## YOUR INSTRUCTIONS
Please output the part of the placental growth hormone text beginning with "Methods: Twelve women" and continuing through "serum GHBP concentration.", copied word for word.

Gynecological/Obstetrical Research laboratory Y, Aarhus University Hospital, Skejby Sygehus, DK-8200 Aarhus N, Denmark, ¹ Medical Research Laboratories, Aarhus University Hospital, Aarhus Kommunehospital, DK-8000 Aarhus C, Denmark and ² Gynecological/Obstetrical Department, Aarhus University Hospital, Skejby Sygehus, DK-8200 Aarhus N, Denmark

(Correspondence should be addressed to J Fuglsang; Email: Fuglsang{at}ki.au.dk)

Objective: During pregnancy, placental growth hormone (PGH) is secreted into the maternal circulation, replacing pituitary GH. It is controversial whether PGH levels decline during vaginal birth. After placental expulsion, PGH is eliminated from the maternal blood. GH binding protein (GHBP) and body mass index (BMI) influence GH kinetics, but their impact on PGH kinetics is unknown. The present study was undertaken to define the kinetics of PGH during vaginal delivery and Caesarian section and to relate these kinetics to GHBP and BMI.

Design: A short term, prospective cohort study.

Methods: Twelve women had repeated blood samples drawn during vaginal delivery. From 26 women undergoing planned Caesarian delivery (CS) repeated blood samples were withdrawn before, during and after the CS, allowing PGH half-life determination.

Results: During vaginal delivery, median PGH values did not change before expulsion of the placenta, although individual fluctuations were seen. Clearance of PGH from the maternal circulation was best described by a two-compartment model. The initial half-life of serum PGH was (mean ± S.D.) 5.8 ± 2.4 min, and the late half-life was (median) 87.0 min (range: 25.1–679.6 min). The late half-life was correlated to the pre-gestational BMI (r = 0.39, P = 0.047), but not to the serum GHBP concentration.

[Data excerpts]
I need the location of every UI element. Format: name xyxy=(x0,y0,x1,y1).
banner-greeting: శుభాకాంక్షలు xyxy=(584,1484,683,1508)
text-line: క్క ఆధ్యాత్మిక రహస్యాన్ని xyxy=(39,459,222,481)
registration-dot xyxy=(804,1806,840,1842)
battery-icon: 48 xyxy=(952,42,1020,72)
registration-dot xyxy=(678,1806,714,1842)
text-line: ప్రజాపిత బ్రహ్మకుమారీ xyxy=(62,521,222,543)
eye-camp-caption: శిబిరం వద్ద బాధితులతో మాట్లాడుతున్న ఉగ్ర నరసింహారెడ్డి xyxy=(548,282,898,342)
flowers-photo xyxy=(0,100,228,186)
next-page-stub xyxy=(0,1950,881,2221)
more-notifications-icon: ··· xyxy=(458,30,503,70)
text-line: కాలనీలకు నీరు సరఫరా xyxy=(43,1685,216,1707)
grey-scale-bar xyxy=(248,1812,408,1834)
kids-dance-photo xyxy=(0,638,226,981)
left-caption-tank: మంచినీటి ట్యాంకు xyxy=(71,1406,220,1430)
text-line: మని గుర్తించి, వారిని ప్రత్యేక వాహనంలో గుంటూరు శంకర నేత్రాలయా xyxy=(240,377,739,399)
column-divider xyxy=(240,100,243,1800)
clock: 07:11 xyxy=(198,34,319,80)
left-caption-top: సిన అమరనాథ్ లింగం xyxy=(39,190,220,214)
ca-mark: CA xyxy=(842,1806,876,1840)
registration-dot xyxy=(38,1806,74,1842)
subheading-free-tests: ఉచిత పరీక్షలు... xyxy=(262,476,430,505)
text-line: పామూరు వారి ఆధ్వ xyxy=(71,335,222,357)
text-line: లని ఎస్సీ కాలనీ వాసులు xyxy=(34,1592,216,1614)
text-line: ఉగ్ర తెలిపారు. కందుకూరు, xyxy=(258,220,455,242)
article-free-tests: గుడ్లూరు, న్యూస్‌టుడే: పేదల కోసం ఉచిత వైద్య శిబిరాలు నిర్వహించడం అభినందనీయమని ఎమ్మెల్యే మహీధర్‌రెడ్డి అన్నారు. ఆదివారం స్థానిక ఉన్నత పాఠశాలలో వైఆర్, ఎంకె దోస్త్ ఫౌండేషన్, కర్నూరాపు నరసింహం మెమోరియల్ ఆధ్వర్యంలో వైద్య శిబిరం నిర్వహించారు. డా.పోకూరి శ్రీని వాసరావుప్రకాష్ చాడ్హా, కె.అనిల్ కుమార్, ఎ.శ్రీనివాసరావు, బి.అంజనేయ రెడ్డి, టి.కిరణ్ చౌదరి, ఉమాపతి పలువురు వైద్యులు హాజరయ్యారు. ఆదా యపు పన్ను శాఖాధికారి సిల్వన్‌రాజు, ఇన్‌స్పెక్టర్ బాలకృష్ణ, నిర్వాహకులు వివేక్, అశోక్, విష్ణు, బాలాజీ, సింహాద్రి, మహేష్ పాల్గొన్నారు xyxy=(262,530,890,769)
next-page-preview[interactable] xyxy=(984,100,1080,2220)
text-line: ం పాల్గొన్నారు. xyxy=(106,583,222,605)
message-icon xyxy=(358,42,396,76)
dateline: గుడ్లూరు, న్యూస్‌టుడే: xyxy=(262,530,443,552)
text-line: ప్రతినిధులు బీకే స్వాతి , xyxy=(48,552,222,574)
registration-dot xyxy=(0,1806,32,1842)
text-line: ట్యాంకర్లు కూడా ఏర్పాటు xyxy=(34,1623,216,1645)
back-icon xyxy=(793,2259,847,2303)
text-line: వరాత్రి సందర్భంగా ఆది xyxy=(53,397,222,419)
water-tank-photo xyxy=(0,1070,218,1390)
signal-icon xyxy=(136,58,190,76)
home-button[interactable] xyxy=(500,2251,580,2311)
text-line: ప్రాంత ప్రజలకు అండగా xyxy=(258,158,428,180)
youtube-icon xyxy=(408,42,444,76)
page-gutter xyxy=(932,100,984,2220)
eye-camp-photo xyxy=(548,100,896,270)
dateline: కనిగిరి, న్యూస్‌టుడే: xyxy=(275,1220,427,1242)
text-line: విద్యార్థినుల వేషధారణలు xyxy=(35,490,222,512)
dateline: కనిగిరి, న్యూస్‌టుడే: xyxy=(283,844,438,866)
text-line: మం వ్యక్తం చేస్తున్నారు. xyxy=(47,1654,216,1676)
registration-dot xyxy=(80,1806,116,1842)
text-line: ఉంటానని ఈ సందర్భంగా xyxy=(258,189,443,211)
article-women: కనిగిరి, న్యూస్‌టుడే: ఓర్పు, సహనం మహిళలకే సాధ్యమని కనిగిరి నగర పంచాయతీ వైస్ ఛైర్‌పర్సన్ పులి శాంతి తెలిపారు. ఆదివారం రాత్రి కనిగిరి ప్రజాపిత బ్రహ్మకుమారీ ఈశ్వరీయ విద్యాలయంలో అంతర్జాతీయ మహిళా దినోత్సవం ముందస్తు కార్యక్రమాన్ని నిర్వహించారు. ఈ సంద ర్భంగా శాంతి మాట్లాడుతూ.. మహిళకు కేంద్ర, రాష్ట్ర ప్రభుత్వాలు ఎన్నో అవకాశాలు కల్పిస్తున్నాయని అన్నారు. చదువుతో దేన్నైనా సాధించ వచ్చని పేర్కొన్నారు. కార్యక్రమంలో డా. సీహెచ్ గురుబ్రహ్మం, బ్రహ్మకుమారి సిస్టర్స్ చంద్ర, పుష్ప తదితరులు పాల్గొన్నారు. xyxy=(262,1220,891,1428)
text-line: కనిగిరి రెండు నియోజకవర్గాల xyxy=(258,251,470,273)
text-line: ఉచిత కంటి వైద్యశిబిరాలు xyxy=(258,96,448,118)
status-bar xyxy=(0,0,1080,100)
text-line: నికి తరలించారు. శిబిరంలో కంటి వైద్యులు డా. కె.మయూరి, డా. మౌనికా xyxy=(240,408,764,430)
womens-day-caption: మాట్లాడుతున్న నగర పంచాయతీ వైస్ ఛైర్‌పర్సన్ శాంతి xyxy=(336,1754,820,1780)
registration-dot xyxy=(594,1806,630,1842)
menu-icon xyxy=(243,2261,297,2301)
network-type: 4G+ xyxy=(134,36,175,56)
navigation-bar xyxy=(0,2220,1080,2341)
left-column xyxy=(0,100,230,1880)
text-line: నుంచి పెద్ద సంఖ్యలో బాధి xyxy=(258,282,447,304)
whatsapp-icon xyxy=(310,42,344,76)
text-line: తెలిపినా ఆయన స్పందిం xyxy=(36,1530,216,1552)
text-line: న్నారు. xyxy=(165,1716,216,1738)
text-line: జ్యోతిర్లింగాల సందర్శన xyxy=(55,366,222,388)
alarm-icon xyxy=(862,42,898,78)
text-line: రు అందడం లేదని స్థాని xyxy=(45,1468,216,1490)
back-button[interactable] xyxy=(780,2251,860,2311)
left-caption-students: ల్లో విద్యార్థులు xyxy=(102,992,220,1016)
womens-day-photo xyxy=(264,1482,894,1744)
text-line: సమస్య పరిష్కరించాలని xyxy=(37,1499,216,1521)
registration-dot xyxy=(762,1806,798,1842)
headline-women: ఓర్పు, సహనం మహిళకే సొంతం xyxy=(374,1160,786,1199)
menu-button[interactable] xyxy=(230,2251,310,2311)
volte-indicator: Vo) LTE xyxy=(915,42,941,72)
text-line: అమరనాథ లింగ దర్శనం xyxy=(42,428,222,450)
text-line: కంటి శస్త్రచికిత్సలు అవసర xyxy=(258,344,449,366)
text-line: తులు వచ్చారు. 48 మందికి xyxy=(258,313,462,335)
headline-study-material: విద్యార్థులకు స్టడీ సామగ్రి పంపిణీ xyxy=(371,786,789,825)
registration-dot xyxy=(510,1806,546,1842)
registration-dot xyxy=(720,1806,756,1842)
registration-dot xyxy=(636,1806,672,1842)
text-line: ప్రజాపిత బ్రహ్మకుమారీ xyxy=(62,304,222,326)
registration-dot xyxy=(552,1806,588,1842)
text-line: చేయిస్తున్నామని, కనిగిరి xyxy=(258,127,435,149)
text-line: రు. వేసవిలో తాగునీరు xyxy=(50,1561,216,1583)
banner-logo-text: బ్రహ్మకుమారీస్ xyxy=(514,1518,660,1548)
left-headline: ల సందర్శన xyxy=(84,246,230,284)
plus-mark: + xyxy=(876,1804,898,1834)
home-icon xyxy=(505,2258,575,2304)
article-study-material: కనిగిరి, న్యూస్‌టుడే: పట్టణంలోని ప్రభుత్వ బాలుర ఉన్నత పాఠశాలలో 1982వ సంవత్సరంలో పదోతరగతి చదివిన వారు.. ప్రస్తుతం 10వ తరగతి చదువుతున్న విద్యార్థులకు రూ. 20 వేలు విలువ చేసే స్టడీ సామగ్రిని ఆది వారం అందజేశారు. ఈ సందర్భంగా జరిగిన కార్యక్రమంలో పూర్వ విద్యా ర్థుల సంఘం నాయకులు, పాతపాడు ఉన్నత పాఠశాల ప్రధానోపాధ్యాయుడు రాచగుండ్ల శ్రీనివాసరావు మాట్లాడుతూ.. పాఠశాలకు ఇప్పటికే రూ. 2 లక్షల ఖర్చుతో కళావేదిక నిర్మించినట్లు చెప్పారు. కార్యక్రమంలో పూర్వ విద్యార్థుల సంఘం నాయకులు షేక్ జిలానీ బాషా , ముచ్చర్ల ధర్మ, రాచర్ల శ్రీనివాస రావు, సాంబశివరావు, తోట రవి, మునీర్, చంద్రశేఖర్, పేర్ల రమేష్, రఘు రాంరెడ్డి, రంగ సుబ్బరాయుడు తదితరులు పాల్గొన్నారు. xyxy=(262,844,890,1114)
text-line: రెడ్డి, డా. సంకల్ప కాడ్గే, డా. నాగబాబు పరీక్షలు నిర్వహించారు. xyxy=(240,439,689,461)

## RESULT OF THIS EXERCISE
Methods: Twelve women had repeated blood samples drawn during vaginal delivery. From 26 women undergoing planned Caesarian delivery (CS) repeated blood samples were withdrawn before, during and after the CS, allowing PGH half-life determination.

Results: During vaginal delivery, median PGH values did not change before expulsion of the placenta, although individual fluctuations were seen. Clearance of PGH from the maternal circulation was best described by a two-compartment model. The initial half-life of serum PGH was (mean ± S.D.) 5.8 ± 2.4 min, and the late half-life was (median) 87.0 min (range: 25.1–679.6 min). The late half-life was correlated to the pre-gestational BMI (r = 0.39, P = 0.047), but not to the serum GHBP concentration.